## Exercise input
○ ○ ○ ○ ○ ○ ○
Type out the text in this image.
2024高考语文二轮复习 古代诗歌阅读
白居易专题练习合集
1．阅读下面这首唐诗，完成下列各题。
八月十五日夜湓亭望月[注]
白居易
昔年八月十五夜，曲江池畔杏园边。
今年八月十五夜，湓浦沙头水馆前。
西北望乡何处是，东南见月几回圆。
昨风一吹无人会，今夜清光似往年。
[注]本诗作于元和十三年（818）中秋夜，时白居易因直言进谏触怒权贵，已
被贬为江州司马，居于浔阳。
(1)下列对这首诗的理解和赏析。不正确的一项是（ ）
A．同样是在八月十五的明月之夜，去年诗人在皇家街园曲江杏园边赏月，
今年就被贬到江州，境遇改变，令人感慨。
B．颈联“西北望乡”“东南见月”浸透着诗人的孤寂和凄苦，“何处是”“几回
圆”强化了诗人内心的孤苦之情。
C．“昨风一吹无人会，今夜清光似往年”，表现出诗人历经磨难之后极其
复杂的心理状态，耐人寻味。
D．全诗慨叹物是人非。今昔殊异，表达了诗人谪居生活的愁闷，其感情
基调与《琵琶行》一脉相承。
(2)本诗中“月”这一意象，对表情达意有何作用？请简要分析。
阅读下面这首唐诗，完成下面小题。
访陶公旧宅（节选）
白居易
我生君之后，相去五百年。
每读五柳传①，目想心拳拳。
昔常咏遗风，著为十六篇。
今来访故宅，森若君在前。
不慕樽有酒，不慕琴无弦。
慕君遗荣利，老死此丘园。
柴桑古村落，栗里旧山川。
○ ○ ○ ○ ○ ○ ○
## Task brief
Transcribe each entry exactly.

## Answer below
Type out the text in this image.
2024高考语文二轮复习 古代诗歌阅读
白居易专题练习合集
1．阅读下面这首唐诗，完成下列各题。
八月十五日夜湓亭望月[注]
白居易
昔年八月十五夜，曲江池畔杏园边。
今年八月十五夜，湓浦沙头水馆前。
西北望乡何处是，东南见月几回圆。
昨风一吹无人会，今夜清光似往年。
[注]本诗作于元和十三年（818）中秋夜，时白居易因直言进谏触怒权贵，已
被贬为江州司马，居于浔阳。
(1)下列对这首诗的理解和赏析。不正确的一项是（ ）
A．同样是在八月十五的明月之夜，去年诗人在皇家街园曲江杏园边赏月，
今年就被贬到江州，境遇改变，令人感慨。
B．颈联“西北望乡”“东南见月”浸透着诗人的孤寂和凄苦，“何处是”“几回
圆”强化了诗人内心的孤苦之情。
C．“昨风一吹无人会，今夜清光似往年”，表现出诗人历经磨难之后极其
复杂的心理状态，耐人寻味。
D．全诗慨叹物是人非。今昔殊异，表达了诗人谪居生活的愁闷，其感情
基调与《琵琶行》一脉相承。
(2)本诗中“月”这一意象，对表情达意有何作用？请简要分析。
阅读下面这首唐诗，完成下面小题。
访陶公旧宅（节选）
白居易
我生君之后，相去五百年。
每读五柳传①，目想心拳拳。
昔常咏遗风，著为十六篇。
今来访故宅，森若君在前。
不慕樽有酒，不慕琴无弦。
慕君遗荣利，老死此丘园。
柴桑古村落，栗里旧山川。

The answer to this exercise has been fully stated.